• [Goal]:
Rewrite each of the entries below with "code-line" swapped for "editor-row" wherever it occurs, keeping every other character unchanged.

_ _ _ _ _

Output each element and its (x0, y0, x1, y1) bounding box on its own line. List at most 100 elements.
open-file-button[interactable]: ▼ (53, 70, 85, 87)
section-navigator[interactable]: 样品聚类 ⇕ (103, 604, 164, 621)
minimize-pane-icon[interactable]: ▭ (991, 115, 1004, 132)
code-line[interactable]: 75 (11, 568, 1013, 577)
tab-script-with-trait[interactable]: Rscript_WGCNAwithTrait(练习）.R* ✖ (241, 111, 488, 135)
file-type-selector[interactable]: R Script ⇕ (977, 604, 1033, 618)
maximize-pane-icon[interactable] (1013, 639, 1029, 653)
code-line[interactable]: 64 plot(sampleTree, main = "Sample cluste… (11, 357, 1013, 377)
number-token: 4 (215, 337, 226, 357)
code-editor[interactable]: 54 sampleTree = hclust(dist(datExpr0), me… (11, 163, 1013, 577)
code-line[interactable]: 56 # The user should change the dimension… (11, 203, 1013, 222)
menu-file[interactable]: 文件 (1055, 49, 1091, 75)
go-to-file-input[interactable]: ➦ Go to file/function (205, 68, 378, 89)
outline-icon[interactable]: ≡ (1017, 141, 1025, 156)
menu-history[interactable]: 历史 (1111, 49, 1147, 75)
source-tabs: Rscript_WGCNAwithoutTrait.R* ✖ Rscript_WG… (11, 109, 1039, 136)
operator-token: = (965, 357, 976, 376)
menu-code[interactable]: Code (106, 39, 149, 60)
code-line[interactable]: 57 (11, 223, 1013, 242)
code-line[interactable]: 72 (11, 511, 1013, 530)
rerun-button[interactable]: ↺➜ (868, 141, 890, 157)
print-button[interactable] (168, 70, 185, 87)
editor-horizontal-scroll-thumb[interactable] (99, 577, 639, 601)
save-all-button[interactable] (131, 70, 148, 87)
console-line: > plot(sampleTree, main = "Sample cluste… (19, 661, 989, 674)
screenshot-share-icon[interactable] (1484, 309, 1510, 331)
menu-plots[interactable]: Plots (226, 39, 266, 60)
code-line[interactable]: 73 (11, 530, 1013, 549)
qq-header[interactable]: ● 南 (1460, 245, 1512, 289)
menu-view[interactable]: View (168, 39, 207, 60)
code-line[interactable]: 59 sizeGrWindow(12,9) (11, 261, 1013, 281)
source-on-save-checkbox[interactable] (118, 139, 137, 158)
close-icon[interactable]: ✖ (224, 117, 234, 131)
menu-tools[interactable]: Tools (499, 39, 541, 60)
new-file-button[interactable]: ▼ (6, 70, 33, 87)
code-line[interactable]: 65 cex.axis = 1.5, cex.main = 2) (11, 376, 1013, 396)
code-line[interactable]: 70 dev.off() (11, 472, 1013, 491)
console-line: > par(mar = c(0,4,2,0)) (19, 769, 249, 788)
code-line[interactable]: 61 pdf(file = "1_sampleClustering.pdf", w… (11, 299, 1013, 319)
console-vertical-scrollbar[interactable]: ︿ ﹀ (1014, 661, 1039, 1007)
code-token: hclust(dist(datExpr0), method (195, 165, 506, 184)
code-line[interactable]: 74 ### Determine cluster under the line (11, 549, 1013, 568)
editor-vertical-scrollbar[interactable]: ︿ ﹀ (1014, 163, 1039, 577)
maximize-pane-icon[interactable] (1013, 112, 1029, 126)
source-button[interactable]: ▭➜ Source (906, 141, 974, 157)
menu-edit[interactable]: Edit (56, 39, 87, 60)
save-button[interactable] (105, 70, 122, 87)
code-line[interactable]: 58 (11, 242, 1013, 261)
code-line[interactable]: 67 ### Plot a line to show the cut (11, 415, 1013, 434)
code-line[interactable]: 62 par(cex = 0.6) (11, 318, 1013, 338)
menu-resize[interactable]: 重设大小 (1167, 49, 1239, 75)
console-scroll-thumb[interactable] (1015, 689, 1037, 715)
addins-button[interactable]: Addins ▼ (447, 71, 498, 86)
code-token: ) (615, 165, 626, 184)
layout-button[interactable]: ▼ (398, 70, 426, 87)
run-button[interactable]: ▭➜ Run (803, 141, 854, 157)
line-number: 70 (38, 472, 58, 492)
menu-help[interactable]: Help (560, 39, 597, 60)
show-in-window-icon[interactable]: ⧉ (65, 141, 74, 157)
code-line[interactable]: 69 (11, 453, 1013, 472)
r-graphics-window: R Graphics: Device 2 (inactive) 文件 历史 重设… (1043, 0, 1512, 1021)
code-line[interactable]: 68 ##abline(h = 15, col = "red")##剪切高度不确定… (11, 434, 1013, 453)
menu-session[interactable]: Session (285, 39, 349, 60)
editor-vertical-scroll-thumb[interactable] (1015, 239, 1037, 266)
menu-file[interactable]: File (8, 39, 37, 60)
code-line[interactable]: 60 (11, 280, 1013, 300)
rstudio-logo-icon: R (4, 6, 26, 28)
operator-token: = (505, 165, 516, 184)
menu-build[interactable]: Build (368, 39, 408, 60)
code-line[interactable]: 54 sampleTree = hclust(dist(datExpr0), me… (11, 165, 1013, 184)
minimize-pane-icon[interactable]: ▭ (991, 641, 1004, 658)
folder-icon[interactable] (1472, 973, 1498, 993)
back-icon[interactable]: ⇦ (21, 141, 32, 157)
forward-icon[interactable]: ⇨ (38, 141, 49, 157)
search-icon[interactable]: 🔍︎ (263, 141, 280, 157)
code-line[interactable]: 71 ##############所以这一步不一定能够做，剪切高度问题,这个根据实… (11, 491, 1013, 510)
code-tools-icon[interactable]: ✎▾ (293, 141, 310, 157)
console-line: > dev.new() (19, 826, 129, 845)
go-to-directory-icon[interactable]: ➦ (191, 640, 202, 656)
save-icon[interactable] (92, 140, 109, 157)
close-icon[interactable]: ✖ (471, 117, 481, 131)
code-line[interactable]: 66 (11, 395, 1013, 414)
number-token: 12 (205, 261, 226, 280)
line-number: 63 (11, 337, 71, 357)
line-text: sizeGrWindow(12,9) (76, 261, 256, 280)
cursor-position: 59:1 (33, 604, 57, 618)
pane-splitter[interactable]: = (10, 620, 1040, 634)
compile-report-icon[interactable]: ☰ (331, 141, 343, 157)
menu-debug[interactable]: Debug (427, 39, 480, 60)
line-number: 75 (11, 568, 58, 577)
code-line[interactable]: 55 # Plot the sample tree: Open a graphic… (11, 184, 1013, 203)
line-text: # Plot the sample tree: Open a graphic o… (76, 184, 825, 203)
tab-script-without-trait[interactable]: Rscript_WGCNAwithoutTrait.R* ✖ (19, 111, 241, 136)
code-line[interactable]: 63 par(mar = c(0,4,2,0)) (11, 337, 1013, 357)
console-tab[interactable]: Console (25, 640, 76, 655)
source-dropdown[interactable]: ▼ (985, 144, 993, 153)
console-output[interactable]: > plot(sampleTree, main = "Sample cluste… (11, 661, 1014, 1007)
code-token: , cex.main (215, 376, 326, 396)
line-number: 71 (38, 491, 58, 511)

_ _ _ _ _

• [Written answer]:
Output each element and its (x0, y0, x1, y1) bounding box on its own line. List at most 100 elements.
open-file-button[interactable]: ▼ (53, 70, 85, 87)
section-navigator[interactable]: 样品聚类 ⇕ (103, 604, 164, 621)
minimize-pane-icon[interactable]: ▭ (991, 115, 1004, 132)
editor-row[interactable]: 75 (11, 568, 1013, 577)
tab-script-with-trait[interactable]: Rscript_WGCNAwithTrait(练习）.R* ✖ (241, 111, 488, 135)
file-type-selector[interactable]: R Script ⇕ (977, 604, 1033, 618)
maximize-pane-icon[interactable] (1013, 639, 1029, 653)
editor-row[interactable]: 64 plot(sampleTree, main = "Sample cluste… (11, 357, 1013, 377)
number-token: 4 (215, 337, 226, 357)
code-editor[interactable]: 54 sampleTree = hclust(dist(datExpr0), me… (11, 163, 1013, 577)
editor-row[interactable]: 56 # The user should change the dimension… (11, 203, 1013, 222)
menu-file[interactable]: 文件 (1055, 49, 1091, 75)
go-to-file-input[interactable]: ➦ Go to file/function (205, 68, 378, 89)
outline-icon[interactable]: ≡ (1017, 141, 1025, 156)
menu-history[interactable]: 历史 (1111, 49, 1147, 75)
source-tabs: Rscript_WGCNAwithoutTrait.R* ✖ Rscript_WG… (11, 109, 1039, 136)
operator-token: = (965, 357, 976, 376)
menu-code[interactable]: Code (106, 39, 149, 60)
editor-row[interactable]: 57 (11, 223, 1013, 242)
editor-row[interactable]: 72 (11, 511, 1013, 530)
rerun-button[interactable]: ↺➜ (868, 141, 890, 157)
print-button[interactable] (168, 70, 185, 87)
editor-horizontal-scroll-thumb[interactable] (99, 577, 639, 601)
save-all-button[interactable] (131, 70, 148, 87)
console-line: > plot(sampleTree, main = "Sample cluste… (19, 661, 989, 674)
screenshot-share-icon[interactable] (1484, 309, 1510, 331)
menu-plots[interactable]: Plots (226, 39, 266, 60)
editor-row[interactable]: 73 (11, 530, 1013, 549)
qq-header[interactable]: ● 南 (1460, 245, 1512, 289)
menu-view[interactable]: View (168, 39, 207, 60)
editor-row[interactable]: 59 sizeGrWindow(12,9) (11, 261, 1013, 281)
source-on-save-checkbox[interactable] (118, 139, 137, 158)
close-icon[interactable]: ✖ (224, 117, 234, 131)
menu-tools[interactable]: Tools (499, 39, 541, 60)
new-file-button[interactable]: ▼ (6, 70, 33, 87)
editor-row[interactable]: 65 cex.axis = 1.5, cex.main = 2) (11, 376, 1013, 396)
editor-row[interactable]: 70 dev.off() (11, 472, 1013, 491)
console-line: > par(mar = c(0,4,2,0)) (19, 769, 249, 788)
editor-row[interactable]: 61 pdf(file = "1_sampleClustering.pdf", w… (11, 299, 1013, 319)
console-vertical-scrollbar[interactable]: ︿ ﹀ (1014, 661, 1039, 1007)
code-token: hclust(dist(datExpr0), method (195, 165, 506, 184)
editor-row[interactable]: 74 ### Determine cluster under the line (11, 549, 1013, 568)
editor-vertical-scrollbar[interactable]: ︿ ﹀ (1014, 163, 1039, 577)
maximize-pane-icon[interactable] (1013, 112, 1029, 126)
source-button[interactable]: ▭➜ Source (906, 141, 974, 157)
menu-edit[interactable]: Edit (56, 39, 87, 60)
save-button[interactable] (105, 70, 122, 87)
editor-row[interactable]: 58 (11, 242, 1013, 261)
editor-row[interactable]: 67 ### Plot a line to show the cut (11, 415, 1013, 434)
editor-row[interactable]: 62 par(cex = 0.6) (11, 318, 1013, 338)
menu-resize[interactable]: 重设大小 (1167, 49, 1239, 75)
console-scroll-thumb[interactable] (1015, 689, 1037, 715)
addins-button[interactable]: Addins ▼ (447, 71, 498, 86)
code-token: ) (615, 165, 626, 184)
layout-button[interactable]: ▼ (398, 70, 426, 87)
run-button[interactable]: ▭➜ Run (803, 141, 854, 157)
line-number: 70 (38, 472, 58, 492)
menu-help[interactable]: Help (560, 39, 597, 60)
show-in-window-icon[interactable]: ⧉ (65, 141, 74, 157)
editor-row[interactable]: 69 (11, 453, 1013, 472)
r-graphics-window: R Graphics: Device 2 (inactive) 文件 历史 重设… (1043, 0, 1512, 1021)
editor-row[interactable]: 68 ##abline(h = 15, col = "red")##剪切高度不确定… (11, 434, 1013, 453)
menu-session[interactable]: Session (285, 39, 349, 60)
editor-vertical-scroll-thumb[interactable] (1015, 239, 1037, 266)
menu-file[interactable]: File (8, 39, 37, 60)
editor-row[interactable]: 60 (11, 280, 1013, 300)
rstudio-logo-icon: R (4, 6, 26, 28)
operator-token: = (505, 165, 516, 184)
menu-build[interactable]: Build (368, 39, 408, 60)
editor-row[interactable]: 54 sampleTree = hclust(dist(datExpr0), me… (11, 165, 1013, 184)
minimize-pane-icon[interactable]: ▭ (991, 641, 1004, 658)
folder-icon[interactable] (1472, 973, 1498, 993)
back-icon[interactable]: ⇦ (21, 141, 32, 157)
forward-icon[interactable]: ⇨ (38, 141, 49, 157)
search-icon[interactable]: 🔍︎ (263, 141, 280, 157)
editor-row[interactable]: 71 ##############所以这一步不一定能够做，剪切高度问题,这个根据实… (11, 491, 1013, 510)
code-tools-icon[interactable]: ✎▾ (293, 141, 310, 157)
console-line: > dev.new() (19, 826, 129, 845)
go-to-directory-icon[interactable]: ➦ (191, 640, 202, 656)
save-icon[interactable] (92, 140, 109, 157)
close-icon[interactable]: ✖ (471, 117, 481, 131)
editor-row[interactable]: 66 (11, 395, 1013, 414)
number-token: 12 (205, 261, 226, 280)
line-number: 63 (11, 337, 71, 357)
line-text: sizeGrWindow(12,9) (76, 261, 256, 280)
cursor-position: 59:1 (33, 604, 57, 618)
pane-splitter[interactable]: = (10, 620, 1040, 634)
compile-report-icon[interactable]: ☰ (331, 141, 343, 157)
menu-debug[interactable]: Debug (427, 39, 480, 60)
line-number: 75 (11, 568, 58, 577)
editor-row[interactable]: 55 # Plot the sample tree: Open a graphic… (11, 184, 1013, 203)
line-text: # Plot the sample tree: Open a graphic o… (76, 184, 825, 203)
tab-script-without-trait[interactable]: Rscript_WGCNAwithoutTrait.R* ✖ (19, 111, 241, 136)
editor-row[interactable]: 63 par(mar = c(0,4,2,0)) (11, 337, 1013, 357)
console-tab[interactable]: Console (25, 640, 76, 655)
source-dropdown[interactable]: ▼ (985, 144, 993, 153)
console-output[interactable]: > plot(sampleTree, main = "Sample cluste… (11, 661, 1014, 1007)
code-token: , cex.main (215, 376, 326, 396)
line-number: 71 (38, 491, 58, 511)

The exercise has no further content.